_Problem to solve_
Extract every line where the string "тюрьму" appears.

_Data_
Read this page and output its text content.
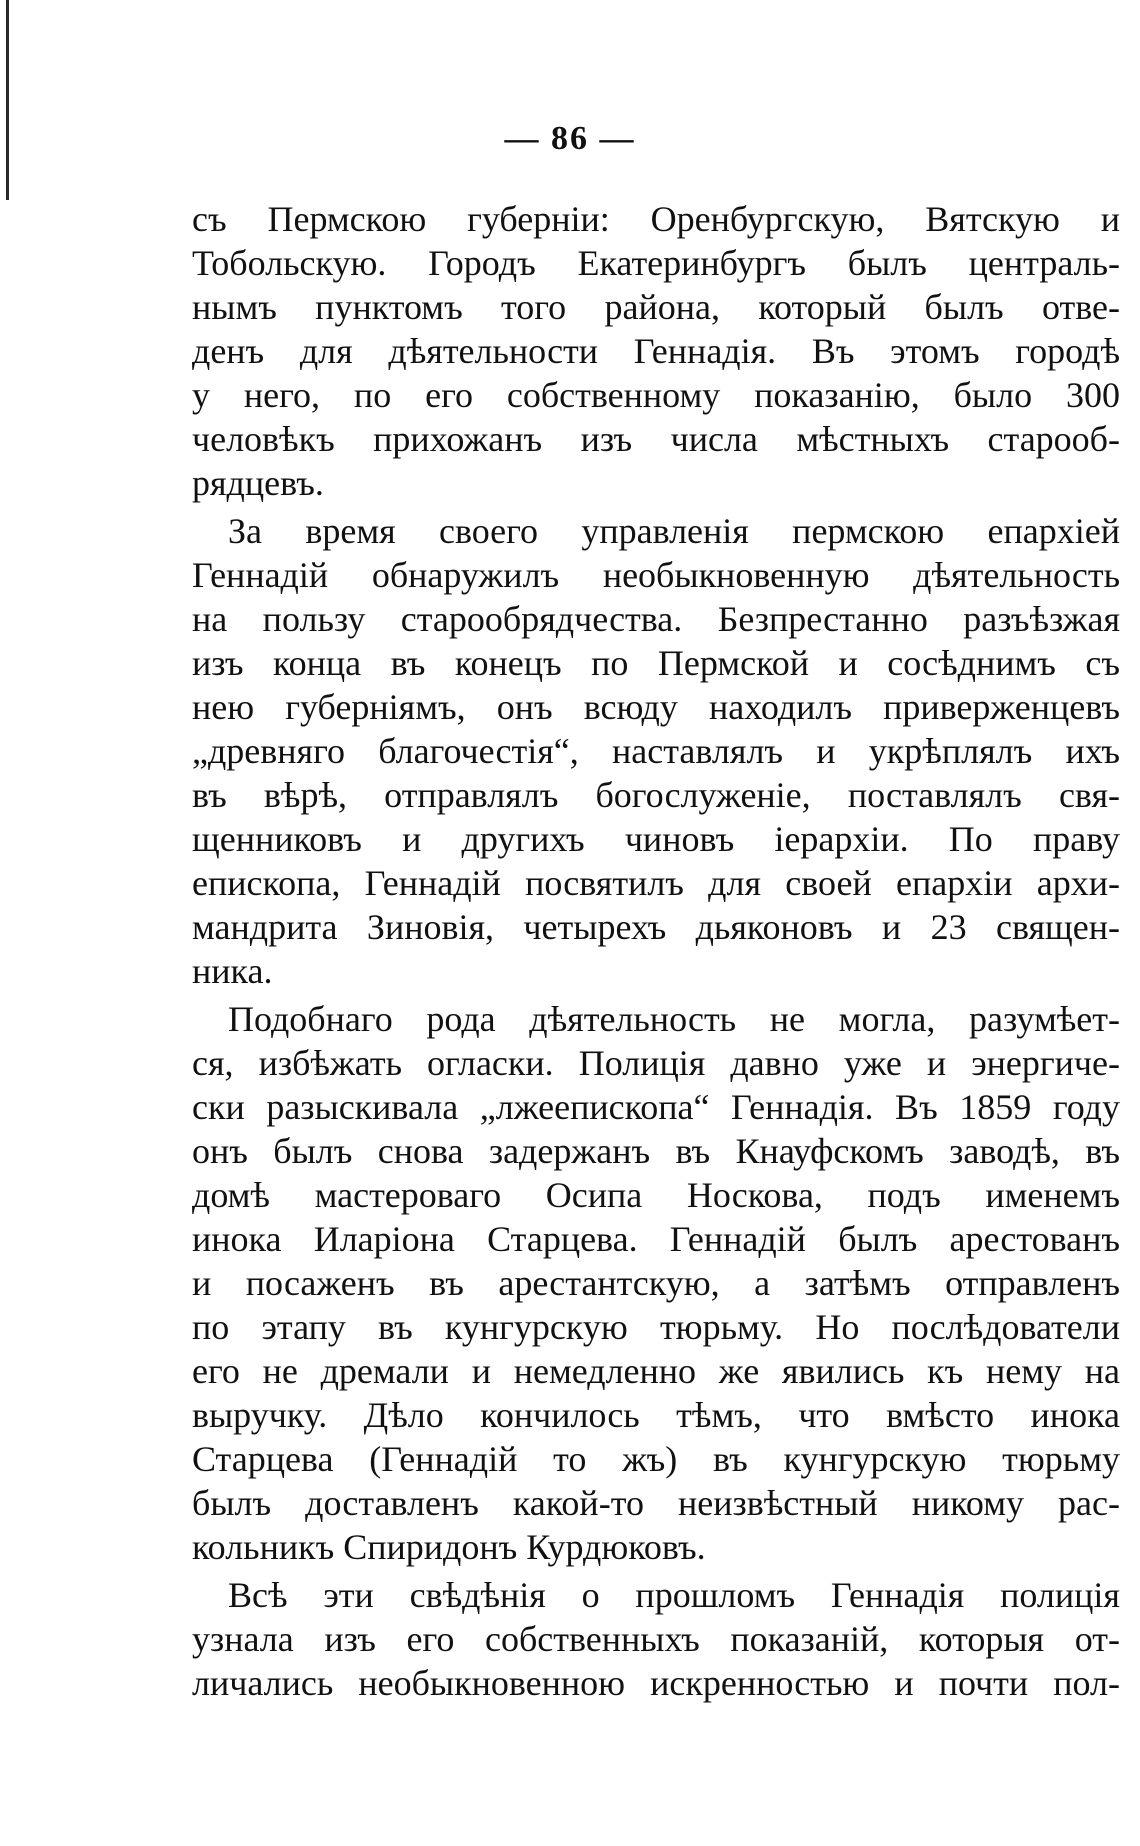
— 86 —
съ Пермскою губерніи: Оренбургскую, Вятскую и
Тобольскую. Городъ Екатеринбургъ былъ централь-
нымъ пунктомъ того района, который былъ отве-
денъ для дѣятельности Геннадія. Въ этомъ городѣ
у него, по его собственному показанію, было 300
человѣкъ прихожанъ изъ числа мѣстныхъ старооб-
рядцевъ.
За время своего управленія пермскою епархіей
Геннадій обнаружилъ необыкновенную дѣятельность
на пользу старообрядчества. Безпрестанно разъѣзжая
изъ конца въ конецъ по Пермской и сосѣднимъ съ
нею губерніямъ, онъ всюду находилъ приверженцевъ
„древняго благочестія“, наставлялъ и укрѣплялъ ихъ
въ вѣрѣ, отправлялъ богослуженіе, поставлялъ свя-
щенниковъ и другихъ чиновъ іерархіи. По праву
епископа, Геннадій посвятилъ для своей епархіи архи-
мандрита Зиновія, четырехъ дьяконовъ и 23 священ-
ника.
Подобнаго рода дѣятельность не могла, разумѣет-
ся, избѣжать огласки. Полиція давно уже и энергиче-
ски разыскивала „лжеепископа“ Геннадія. Въ 1859 году
онъ былъ снова задержанъ въ Кнауфскомъ заводѣ, въ
домѣ мастероваго Осипа Носкова, подъ именемъ
инока Иларіона Старцева. Геннадій былъ арестованъ
и посаженъ въ арестантскую, а затѣмъ отправленъ
по этапу въ кунгурскую тюрьму. Но послѣдователи
его не дремали и немедленно же явились къ нему на
выручку. Дѣло кончилось тѣмъ, что вмѣсто инока
Старцева (Геннадій то жъ) въ кунгурскую тюрьму
былъ доставленъ какой-то неизвѣстный никому рас-
кольникъ Спиридонъ Курдюковъ.
Всѣ эти свѣдѣнія о прошломъ Геннадія полиція
узнала изъ его собственныхъ показаній, которыя от-
личались необыкновенною искренностью и почти пол-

_Result of this exercise_
по этапу въ кунгурскую тюрьму. Но послѣдователи
Старцева (Геннадій то жъ) въ кунгурскую тюрьму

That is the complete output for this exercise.